+++ Data extract +++

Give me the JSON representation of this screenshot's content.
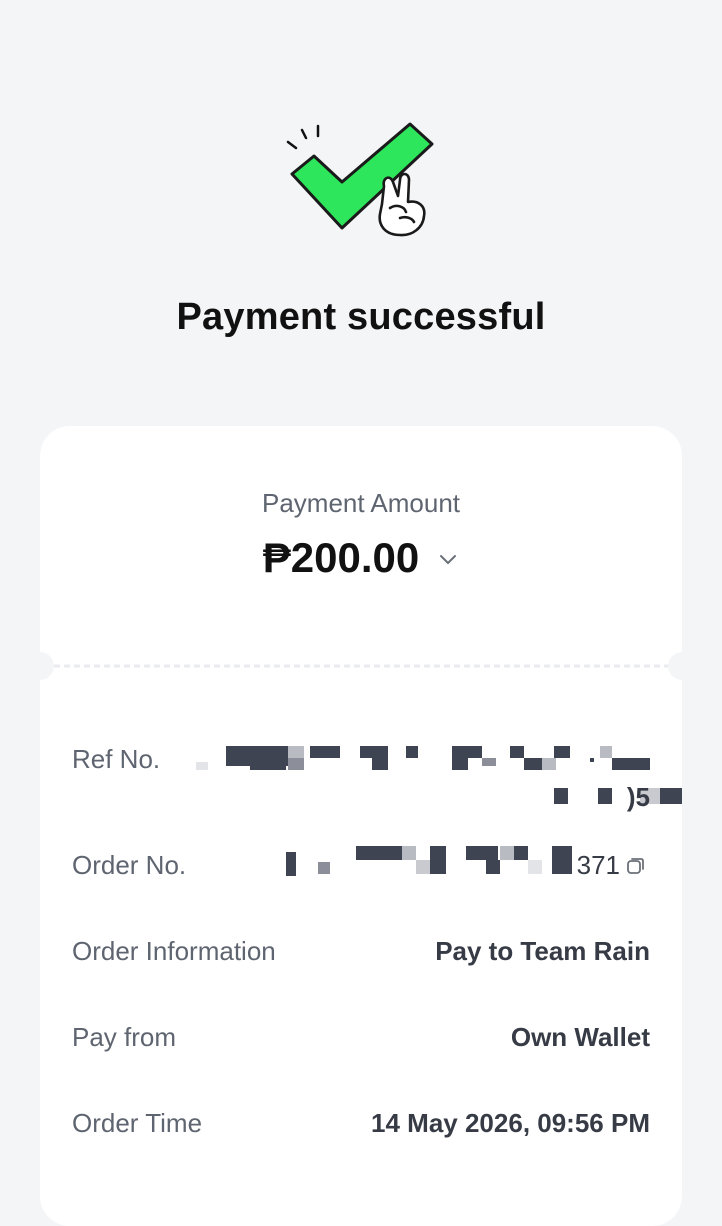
{
  "status": {
    "title": "Payment successful",
    "illustration": "checkmark-peace-sign-icon"
  },
  "amount": {
    "label": "Payment Amount",
    "value": "₱200.00",
    "expand_icon": "chevron-down-icon"
  },
  "details": {
    "ref_no": {
      "label": "Ref No.",
      "value_tail": ")5"
    },
    "order_no": {
      "label": "Order No.",
      "value_tail": "371",
      "copy_icon": "copy-icon"
    },
    "order_information": {
      "label": "Order Information",
      "value": "Pay to Team Rain"
    },
    "pay_from": {
      "label": "Pay from",
      "value": "Own Wallet"
    },
    "order_time": {
      "label": "Order Time",
      "value": "14 May 2026, 09:56 PM"
    }
  },
  "colors": {
    "background": "#f4f5f7",
    "card": "#ffffff",
    "check_green": "#2ee65c",
    "text_primary": "#111111",
    "text_secondary": "#5f6570",
    "text_value": "#363b45"
  }
}
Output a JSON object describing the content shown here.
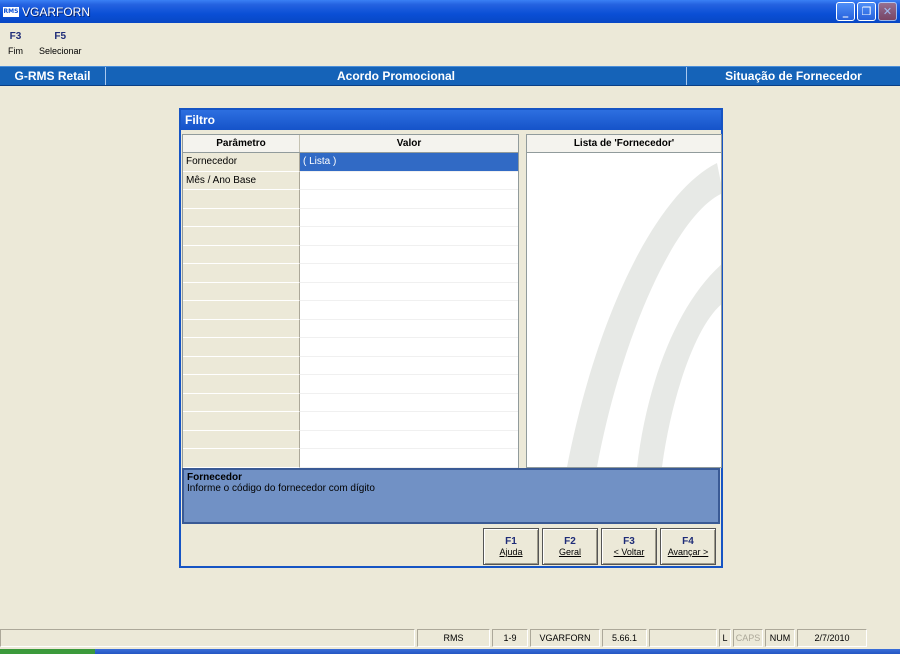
{
  "window": {
    "title": "VGARFORN",
    "icon_text": "RMS"
  },
  "toolbar": [
    {
      "key": "F3",
      "label": "Fim"
    },
    {
      "key": "F5",
      "label": "Selecionar"
    }
  ],
  "band": {
    "left": "G-RMS Retail",
    "center": "Acordo Promocional",
    "right": "Situação de Fornecedor"
  },
  "dialog": {
    "title": "Filtro",
    "grid_headers": {
      "param": "Parâmetro",
      "value": "Valor"
    },
    "rows": [
      {
        "param": "Fornecedor",
        "value": "( Lista )"
      },
      {
        "param": "Mês / Ano Base",
        "value": ""
      }
    ],
    "list_title": "Lista de 'Fornecedor'",
    "help_title": "Fornecedor",
    "help_text": "Informe o código do fornecedor com dígito",
    "buttons": [
      {
        "key": "F1",
        "label": "Ajuda"
      },
      {
        "key": "F2",
        "label": "Geral"
      },
      {
        "key": "F3",
        "label": "< Voltar"
      },
      {
        "key": "F4",
        "label": "Avançar >"
      }
    ]
  },
  "status": {
    "s1": "",
    "s2": "RMS",
    "s3": "1-9",
    "s4": "VGARFORN",
    "s5": "5.66.1",
    "s6": "",
    "l": "L",
    "caps": "CAPS",
    "num": "NUM",
    "date": "2/7/2010"
  },
  "colors": {
    "band": "#1563b8",
    "selection": "#316ac5",
    "help_bg": "#7191c5"
  }
}
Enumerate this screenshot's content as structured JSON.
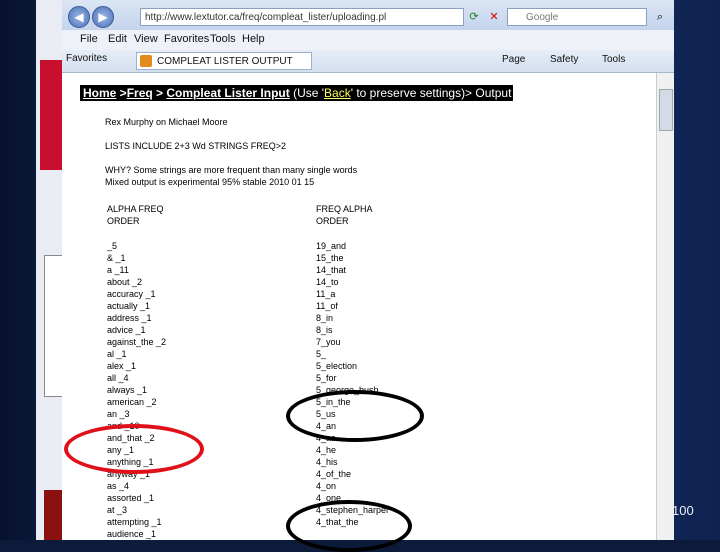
{
  "slide": {
    "page_number": "100"
  },
  "browser": {
    "url": "http://www.lextutor.ca/freq/compleat_lister/uploading.pl",
    "search_placeholder": "Google",
    "menu": [
      "File",
      "Edit",
      "View",
      "Favorites",
      "Tools",
      "Help"
    ],
    "favorites_label": "Favorites",
    "tab_title": "COMPLEAT LISTER OUTPUT",
    "commands": [
      "Page",
      "Safety",
      "Tools"
    ]
  },
  "page": {
    "nav": {
      "home": "Home",
      "freq": "Freq",
      "sep1": " >",
      "sep2": " > ",
      "input": "Compleat Lister Input",
      "use": " (Use '",
      "back": "Back",
      "rest": "' to preserve settings)> Output"
    },
    "line1": "Rex Murphy on Michael Moore",
    "line2": "LISTS INCLUDE 2+3 Wd STRINGS FREQ>2",
    "line3": "WHY? Some strings are more frequent than many single words",
    "line4": "Mixed output is experimental   95% stable 2010 01 15",
    "left_header": [
      "ALPHA FREQ",
      "ORDER"
    ],
    "right_header": [
      "FREQ ALPHA",
      "ORDER"
    ],
    "left_items": [
      "_5",
      "& _1",
      "a _11",
      "about _2",
      "accuracy _1",
      "actually _1",
      "address _1",
      "advice _1",
      "against_the _2",
      "al _1",
      "alex _1",
      "all _4",
      "always _1",
      "american _2",
      "an _3",
      "and _10",
      "and_that _2",
      "any _1",
      "anything _1",
      "anyway _1",
      "as _4",
      "assorted _1",
      "at _3",
      "attempting _1",
      "audience _1"
    ],
    "right_items": [
      "19_and",
      "15_the",
      "14_that",
      "14_to",
      "11_a",
      "11_of",
      "8_in",
      "8_is",
      "7_you",
      "5_",
      "5_election",
      "5_for",
      "5_george_bush",
      "5_in_the",
      "5_us",
      "4_an",
      "4_as",
      "4_he",
      "4_his",
      "4_of_the",
      "4_on",
      "4_one",
      "4_stephen_harper",
      "4_that_the"
    ]
  },
  "colors": {
    "highlight_red": "#e0101a",
    "highlight_black": "#000000"
  }
}
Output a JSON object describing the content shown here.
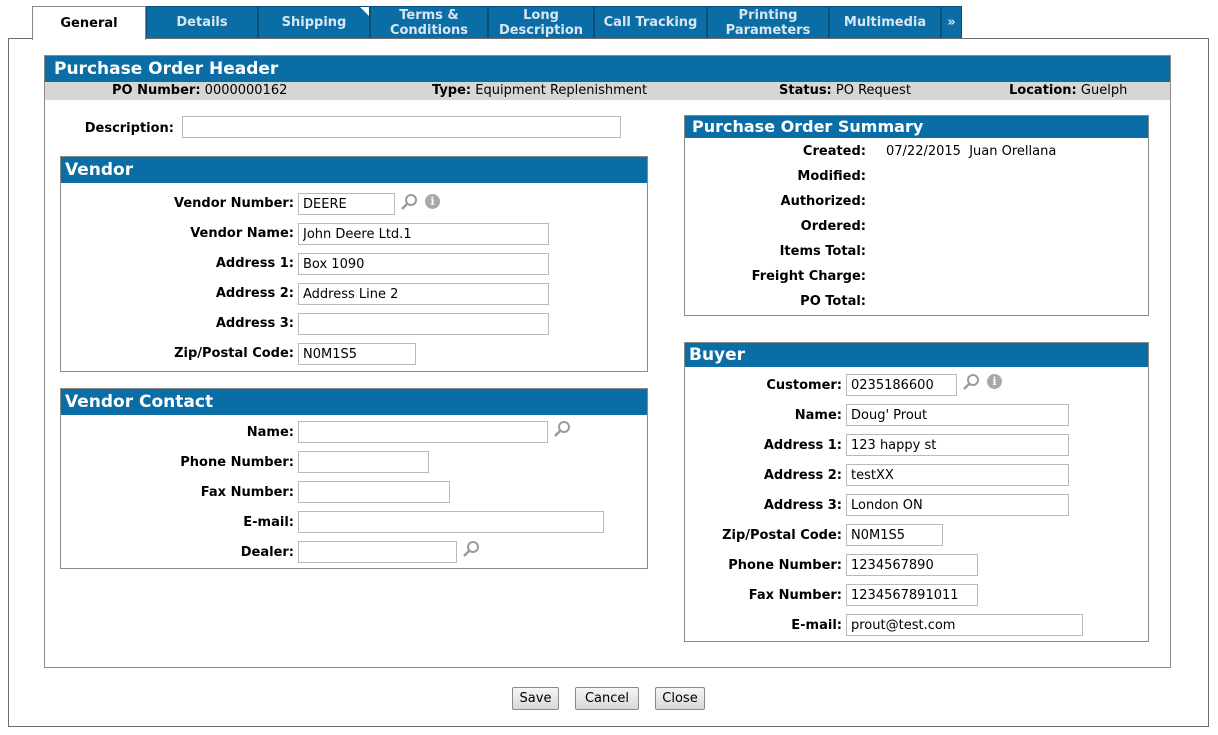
{
  "tabs": [
    {
      "label": "General"
    },
    {
      "label": "Details"
    },
    {
      "label": "Shipping"
    },
    {
      "label": "Terms & Conditions"
    },
    {
      "label": "Long Description"
    },
    {
      "label": "Call Tracking"
    },
    {
      "label": "Printing Parameters"
    },
    {
      "label": "Multimedia"
    },
    {
      "label": "»"
    }
  ],
  "header": {
    "title": "Purchase Order Header",
    "po_number_label": "PO Number:",
    "po_number": "0000000162",
    "type_label": "Type:",
    "type": "Equipment Replenishment",
    "status_label": "Status:",
    "status": "PO Request",
    "location_label": "Location:",
    "location": "Guelph"
  },
  "description": {
    "label": "Description:",
    "value": ""
  },
  "vendor": {
    "title": "Vendor",
    "number_label": "Vendor Number:",
    "number": "DEERE",
    "name_label": "Vendor Name:",
    "name": "John Deere Ltd.1",
    "addr1_label": "Address 1:",
    "addr1": "Box 1090",
    "addr2_label": "Address 2:",
    "addr2": "Address Line 2",
    "addr3_label": "Address 3:",
    "addr3": "",
    "zip_label": "Zip/Postal Code:",
    "zip": "N0M1S5"
  },
  "vendor_contact": {
    "title": "Vendor Contact",
    "name_label": "Name:",
    "name": "",
    "phone_label": "Phone Number:",
    "phone": "",
    "fax_label": "Fax Number:",
    "fax": "",
    "email_label": "E-mail:",
    "email": "",
    "dealer_label": "Dealer:",
    "dealer": ""
  },
  "summary": {
    "title": "Purchase Order Summary",
    "created_label": "Created:",
    "created": "07/22/2015  Juan Orellana",
    "modified_label": "Modified:",
    "authorized_label": "Authorized:",
    "ordered_label": "Ordered:",
    "items_total_label": "Items Total:",
    "freight_label": "Freight Charge:",
    "po_total_label": "PO Total:"
  },
  "buyer": {
    "title": "Buyer",
    "customer_label": "Customer:",
    "customer": "0235186600",
    "name_label": "Name:",
    "name": "Doug' Prout",
    "addr1_label": "Address 1:",
    "addr1": "123 happy st",
    "addr2_label": "Address 2:",
    "addr2": "testXX",
    "addr3_label": "Address 3:",
    "addr3": "London ON",
    "zip_label": "Zip/Postal Code:",
    "zip": "N0M1S5",
    "phone_label": "Phone Number:",
    "phone": "1234567890",
    "fax_label": "Fax Number:",
    "fax": "1234567891011",
    "email_label": "E-mail:",
    "email": "prout@test.com"
  },
  "buttons": {
    "save": "Save",
    "cancel": "Cancel",
    "close": "Close"
  },
  "icons": {
    "search": "magnifier-icon",
    "info": "info-icon"
  },
  "colors": {
    "accent": "#0b6da6",
    "tab_text": "#d8e6f2",
    "info_bar": "#d6d6d6"
  }
}
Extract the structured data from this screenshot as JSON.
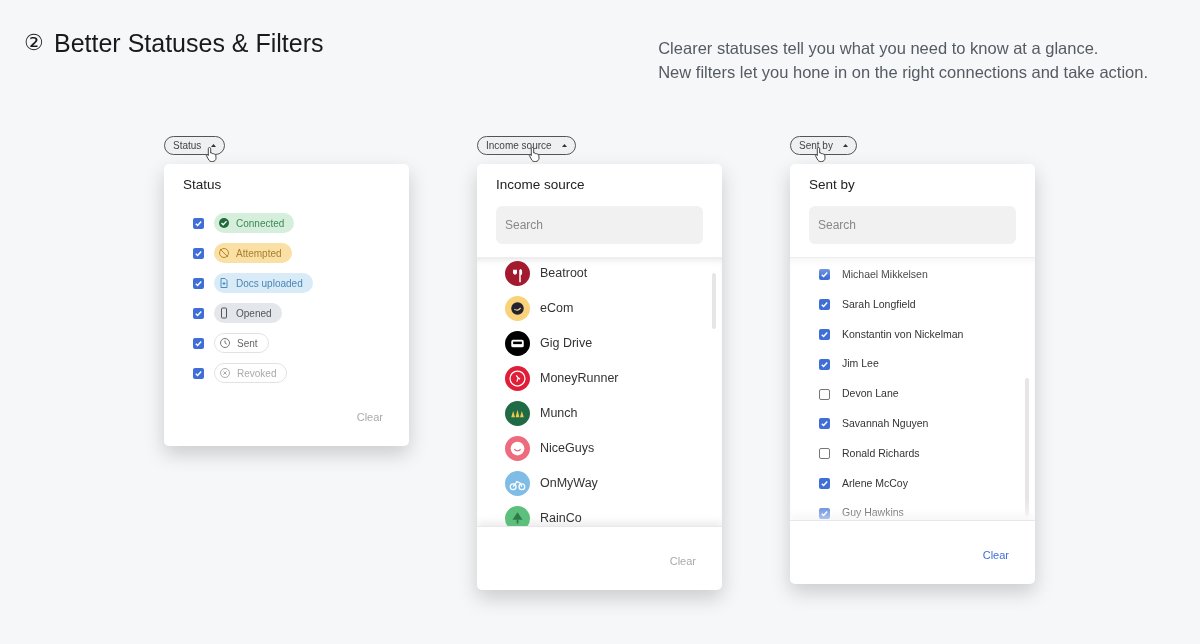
{
  "heading": {
    "number": "②",
    "title": "Better Statuses & Filters"
  },
  "description": [
    "Clearer statuses tell you what you need to know at a glance.",
    "New filters let you hone in on the right connections and take action."
  ],
  "filters": [
    {
      "kind": "status",
      "chip": "Status",
      "title": "Status",
      "clear": {
        "label": "Clear",
        "disabled": true
      },
      "items": [
        {
          "label": "Connected",
          "checked": true,
          "kind": "connected",
          "color": "#d6efdc"
        },
        {
          "label": "Attempted",
          "checked": true,
          "kind": "attempted",
          "color": "#fbe0a6"
        },
        {
          "label": "Docs uploaded",
          "checked": true,
          "kind": "docs",
          "color": "#d9ebf7"
        },
        {
          "label": "Opened",
          "checked": true,
          "kind": "opened",
          "color": "#e3e6ea"
        },
        {
          "label": "Sent",
          "checked": true,
          "kind": "sent",
          "color": "#ffffff"
        },
        {
          "label": "Revoked",
          "checked": true,
          "kind": "revoked",
          "color": "#ffffff"
        }
      ]
    },
    {
      "kind": "source",
      "chip": "Income source",
      "title": "Income source",
      "search": {
        "placeholder": "Search"
      },
      "clear": {
        "label": "Clear",
        "disabled": true
      },
      "items": [
        {
          "label": "Beatroot",
          "color": "#a3192e"
        },
        {
          "label": "eCom",
          "color": "#f9d27a"
        },
        {
          "label": "Gig Drive",
          "color": "#000000"
        },
        {
          "label": "MoneyRunner",
          "color": "#e01e37"
        },
        {
          "label": "Munch",
          "color": "#1f6b45"
        },
        {
          "label": "NiceGuys",
          "color": "#ee6b7e"
        },
        {
          "label": "OnMyWay",
          "color": "#7fbde6"
        },
        {
          "label": "RainCo",
          "color": "#5cbf7c"
        }
      ]
    },
    {
      "kind": "people",
      "chip": "Sent by",
      "title": "Sent by",
      "search": {
        "placeholder": "Search"
      },
      "clear": {
        "label": "Clear",
        "disabled": false
      },
      "items": [
        {
          "label": "Michael Mikkelsen",
          "checked": true
        },
        {
          "label": "Sarah Longfield",
          "checked": true
        },
        {
          "label": "Konstantin von Nickelman",
          "checked": true
        },
        {
          "label": "Jim Lee",
          "checked": true
        },
        {
          "label": "Devon Lane",
          "checked": false
        },
        {
          "label": "Savannah Nguyen",
          "checked": true
        },
        {
          "label": "Ronald Richards",
          "checked": false
        },
        {
          "label": "Arlene McCoy",
          "checked": true
        },
        {
          "label": "Guy Hawkins",
          "checked": true
        }
      ]
    }
  ]
}
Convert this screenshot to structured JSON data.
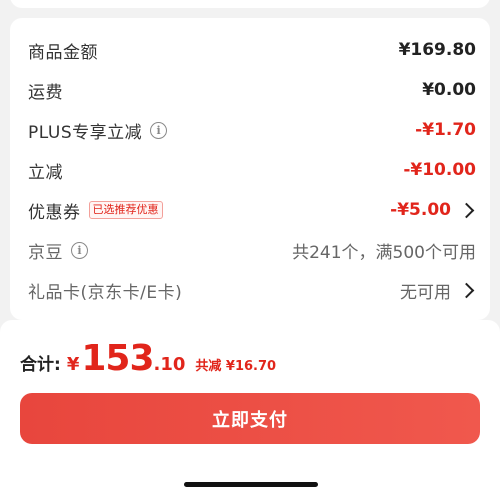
{
  "summary": {
    "rows": [
      {
        "label": "商品金额",
        "value": "¥169.80"
      },
      {
        "label": "运费",
        "value": "¥0.00"
      },
      {
        "label": "PLUS专享立减",
        "value": "-¥1.70",
        "icon": "info-icon"
      },
      {
        "label": "立减",
        "value": "-¥10.00"
      },
      {
        "label": "优惠券",
        "tag": "已选推荐优惠",
        "value": "-¥5.00",
        "icon": "chevron-right-icon"
      },
      {
        "label": "京豆",
        "value": "共241个，满500个可用",
        "icon": "info-icon"
      },
      {
        "label": "礼品卡(京东卡/E卡)",
        "value": "无可用",
        "icon": "chevron-right-icon"
      }
    ]
  },
  "footer": {
    "total_label": "合计:",
    "currency": "¥",
    "total_int": "153",
    "total_dec": ".10",
    "saved_text": "共减 ¥16.70",
    "pay_label": "立即支付"
  },
  "colors": {
    "accent": "#e1251b",
    "button": "#ec4f45",
    "background": "#f2f2f2"
  }
}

+++

--- Exercise instructions ---
Go through the records and copy each line with "content" in it.

--- The result ---
Give me the JSON representation of this screenshot's content.
Output a JSON object describing the content shown here.
Enumerate this screenshot's content as structured JSON.
Output a JSON object describing the content shown here.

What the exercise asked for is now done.